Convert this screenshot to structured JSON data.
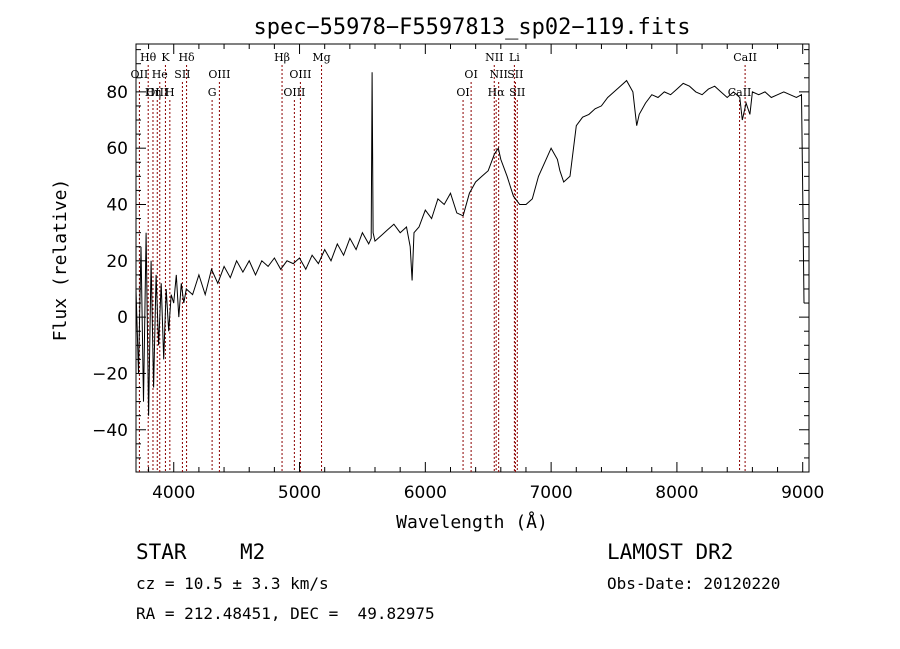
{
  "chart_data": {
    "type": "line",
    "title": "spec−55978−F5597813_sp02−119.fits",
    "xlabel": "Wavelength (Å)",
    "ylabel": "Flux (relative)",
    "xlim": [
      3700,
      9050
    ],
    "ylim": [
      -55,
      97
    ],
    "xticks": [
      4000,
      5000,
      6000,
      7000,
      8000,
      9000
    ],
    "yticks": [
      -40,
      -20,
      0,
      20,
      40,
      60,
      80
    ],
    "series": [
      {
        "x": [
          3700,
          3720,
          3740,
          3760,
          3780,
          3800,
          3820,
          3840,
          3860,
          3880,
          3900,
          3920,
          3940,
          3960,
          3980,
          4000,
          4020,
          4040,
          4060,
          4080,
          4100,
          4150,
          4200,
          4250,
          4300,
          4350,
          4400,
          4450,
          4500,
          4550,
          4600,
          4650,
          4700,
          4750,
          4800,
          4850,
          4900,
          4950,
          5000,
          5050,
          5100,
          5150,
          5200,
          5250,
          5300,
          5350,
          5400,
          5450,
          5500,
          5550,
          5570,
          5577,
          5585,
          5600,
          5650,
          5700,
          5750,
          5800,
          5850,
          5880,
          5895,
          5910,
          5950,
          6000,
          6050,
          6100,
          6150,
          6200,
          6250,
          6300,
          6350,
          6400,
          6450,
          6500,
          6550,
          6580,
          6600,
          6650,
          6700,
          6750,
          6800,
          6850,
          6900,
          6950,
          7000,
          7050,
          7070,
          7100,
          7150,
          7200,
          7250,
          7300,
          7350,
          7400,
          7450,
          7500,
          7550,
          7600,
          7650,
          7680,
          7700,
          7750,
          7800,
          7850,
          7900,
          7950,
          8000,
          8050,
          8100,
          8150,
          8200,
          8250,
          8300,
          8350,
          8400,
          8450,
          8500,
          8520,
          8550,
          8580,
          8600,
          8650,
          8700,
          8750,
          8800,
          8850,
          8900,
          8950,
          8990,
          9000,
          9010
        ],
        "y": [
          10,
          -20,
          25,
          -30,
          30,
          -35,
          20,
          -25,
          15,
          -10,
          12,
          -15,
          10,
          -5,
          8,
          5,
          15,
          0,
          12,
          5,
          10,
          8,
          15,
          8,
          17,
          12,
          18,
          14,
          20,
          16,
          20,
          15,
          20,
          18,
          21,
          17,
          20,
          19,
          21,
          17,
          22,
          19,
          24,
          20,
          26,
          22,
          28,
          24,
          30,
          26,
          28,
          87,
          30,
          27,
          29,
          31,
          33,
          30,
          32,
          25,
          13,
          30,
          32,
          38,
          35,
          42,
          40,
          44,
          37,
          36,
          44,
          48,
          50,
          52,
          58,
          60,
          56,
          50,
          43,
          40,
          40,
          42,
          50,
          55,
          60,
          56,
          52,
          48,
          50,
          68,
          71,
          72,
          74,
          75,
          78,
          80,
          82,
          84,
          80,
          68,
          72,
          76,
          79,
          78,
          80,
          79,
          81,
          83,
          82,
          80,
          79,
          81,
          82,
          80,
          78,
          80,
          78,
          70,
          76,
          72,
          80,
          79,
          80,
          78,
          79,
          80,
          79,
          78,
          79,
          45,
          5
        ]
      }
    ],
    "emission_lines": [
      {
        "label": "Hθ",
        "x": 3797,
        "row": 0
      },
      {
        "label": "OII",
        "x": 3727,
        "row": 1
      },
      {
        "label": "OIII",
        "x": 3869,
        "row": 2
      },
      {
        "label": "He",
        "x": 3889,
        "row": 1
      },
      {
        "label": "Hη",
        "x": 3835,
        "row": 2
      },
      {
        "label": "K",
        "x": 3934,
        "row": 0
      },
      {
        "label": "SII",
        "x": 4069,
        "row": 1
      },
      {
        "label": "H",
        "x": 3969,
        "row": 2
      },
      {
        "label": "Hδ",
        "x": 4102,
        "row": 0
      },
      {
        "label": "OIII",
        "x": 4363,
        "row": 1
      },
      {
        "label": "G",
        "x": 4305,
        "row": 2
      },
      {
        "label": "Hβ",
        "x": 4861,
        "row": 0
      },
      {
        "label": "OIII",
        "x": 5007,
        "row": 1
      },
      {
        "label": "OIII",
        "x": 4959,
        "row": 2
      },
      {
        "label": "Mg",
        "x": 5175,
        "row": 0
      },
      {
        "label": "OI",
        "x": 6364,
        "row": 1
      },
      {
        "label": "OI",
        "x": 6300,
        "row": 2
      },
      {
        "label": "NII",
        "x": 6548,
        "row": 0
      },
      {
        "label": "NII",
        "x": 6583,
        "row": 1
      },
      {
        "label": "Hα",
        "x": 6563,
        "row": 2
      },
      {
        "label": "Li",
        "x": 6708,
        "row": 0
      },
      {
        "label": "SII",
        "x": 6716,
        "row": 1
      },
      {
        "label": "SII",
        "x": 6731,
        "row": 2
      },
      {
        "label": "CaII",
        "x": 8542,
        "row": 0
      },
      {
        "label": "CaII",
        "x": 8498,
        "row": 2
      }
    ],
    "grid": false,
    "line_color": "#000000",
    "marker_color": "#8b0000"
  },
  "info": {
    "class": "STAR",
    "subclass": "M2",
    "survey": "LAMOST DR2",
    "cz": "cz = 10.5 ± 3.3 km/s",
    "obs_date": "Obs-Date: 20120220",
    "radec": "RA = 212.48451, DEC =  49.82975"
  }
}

== Set problem ==
Repeat everything in the records precisely. Images are excluded from the copy.

== The solution ==
Convert this screenshot to structured JSON data.
{
  "chart_data": {
    "type": "line",
    "title": "spec−55978−F5597813_sp02−119.fits",
    "xlabel": "Wavelength (Å)",
    "ylabel": "Flux (relative)",
    "xlim": [
      3700,
      9050
    ],
    "ylim": [
      -55,
      97
    ],
    "xticks": [
      4000,
      5000,
      6000,
      7000,
      8000,
      9000
    ],
    "yticks": [
      -40,
      -20,
      0,
      20,
      40,
      60,
      80
    ],
    "series": [
      {
        "x": [
          3700,
          3720,
          3740,
          3760,
          3780,
          3800,
          3820,
          3840,
          3860,
          3880,
          3900,
          3920,
          3940,
          3960,
          3980,
          4000,
          4020,
          4040,
          4060,
          4080,
          4100,
          4150,
          4200,
          4250,
          4300,
          4350,
          4400,
          4450,
          4500,
          4550,
          4600,
          4650,
          4700,
          4750,
          4800,
          4850,
          4900,
          4950,
          5000,
          5050,
          5100,
          5150,
          5200,
          5250,
          5300,
          5350,
          5400,
          5450,
          5500,
          5550,
          5570,
          5577,
          5585,
          5600,
          5650,
          5700,
          5750,
          5800,
          5850,
          5880,
          5895,
          5910,
          5950,
          6000,
          6050,
          6100,
          6150,
          6200,
          6250,
          6300,
          6350,
          6400,
          6450,
          6500,
          6550,
          6580,
          6600,
          6650,
          6700,
          6750,
          6800,
          6850,
          6900,
          6950,
          7000,
          7050,
          7070,
          7100,
          7150,
          7200,
          7250,
          7300,
          7350,
          7400,
          7450,
          7500,
          7550,
          7600,
          7650,
          7680,
          7700,
          7750,
          7800,
          7850,
          7900,
          7950,
          8000,
          8050,
          8100,
          8150,
          8200,
          8250,
          8300,
          8350,
          8400,
          8450,
          8500,
          8520,
          8550,
          8580,
          8600,
          8650,
          8700,
          8750,
          8800,
          8850,
          8900,
          8950,
          8990,
          9000,
          9010
        ],
        "y": [
          10,
          -20,
          25,
          -30,
          30,
          -35,
          20,
          -25,
          15,
          -10,
          12,
          -15,
          10,
          -5,
          8,
          5,
          15,
          0,
          12,
          5,
          10,
          8,
          15,
          8,
          17,
          12,
          18,
          14,
          20,
          16,
          20,
          15,
          20,
          18,
          21,
          17,
          20,
          19,
          21,
          17,
          22,
          19,
          24,
          20,
          26,
          22,
          28,
          24,
          30,
          26,
          28,
          87,
          30,
          27,
          29,
          31,
          33,
          30,
          32,
          25,
          13,
          30,
          32,
          38,
          35,
          42,
          40,
          44,
          37,
          36,
          44,
          48,
          50,
          52,
          58,
          60,
          56,
          50,
          43,
          40,
          40,
          42,
          50,
          55,
          60,
          56,
          52,
          48,
          50,
          68,
          71,
          72,
          74,
          75,
          78,
          80,
          82,
          84,
          80,
          68,
          72,
          76,
          79,
          78,
          80,
          79,
          81,
          83,
          82,
          80,
          79,
          81,
          82,
          80,
          78,
          80,
          78,
          70,
          76,
          72,
          80,
          79,
          80,
          78,
          79,
          80,
          79,
          78,
          79,
          45,
          5
        ]
      }
    ],
    "emission_lines": [
      {
        "label": "Hθ",
        "x": 3797,
        "row": 0
      },
      {
        "label": "OII",
        "x": 3727,
        "row": 1
      },
      {
        "label": "OIII",
        "x": 3869,
        "row": 2
      },
      {
        "label": "He",
        "x": 3889,
        "row": 1
      },
      {
        "label": "Hη",
        "x": 3835,
        "row": 2
      },
      {
        "label": "K",
        "x": 3934,
        "row": 0
      },
      {
        "label": "SII",
        "x": 4069,
        "row": 1
      },
      {
        "label": "H",
        "x": 3969,
        "row": 2
      },
      {
        "label": "Hδ",
        "x": 4102,
        "row": 0
      },
      {
        "label": "OIII",
        "x": 4363,
        "row": 1
      },
      {
        "label": "G",
        "x": 4305,
        "row": 2
      },
      {
        "label": "Hβ",
        "x": 4861,
        "row": 0
      },
      {
        "label": "OIII",
        "x": 5007,
        "row": 1
      },
      {
        "label": "OIII",
        "x": 4959,
        "row": 2
      },
      {
        "label": "Mg",
        "x": 5175,
        "row": 0
      },
      {
        "label": "OI",
        "x": 6364,
        "row": 1
      },
      {
        "label": "OI",
        "x": 6300,
        "row": 2
      },
      {
        "label": "NII",
        "x": 6548,
        "row": 0
      },
      {
        "label": "NII",
        "x": 6583,
        "row": 1
      },
      {
        "label": "Hα",
        "x": 6563,
        "row": 2
      },
      {
        "label": "Li",
        "x": 6708,
        "row": 0
      },
      {
        "label": "SII",
        "x": 6716,
        "row": 1
      },
      {
        "label": "SII",
        "x": 6731,
        "row": 2
      },
      {
        "label": "CaII",
        "x": 8542,
        "row": 0
      },
      {
        "label": "CaII",
        "x": 8498,
        "row": 2
      }
    ],
    "grid": false,
    "line_color": "#000000",
    "marker_color": "#8b0000"
  },
  "info": {
    "class": "STAR",
    "subclass": "M2",
    "survey": "LAMOST DR2",
    "cz": "cz = 10.5 ± 3.3 km/s",
    "obs_date": "Obs-Date: 20120220",
    "radec": "RA = 212.48451, DEC =  49.82975"
  }
}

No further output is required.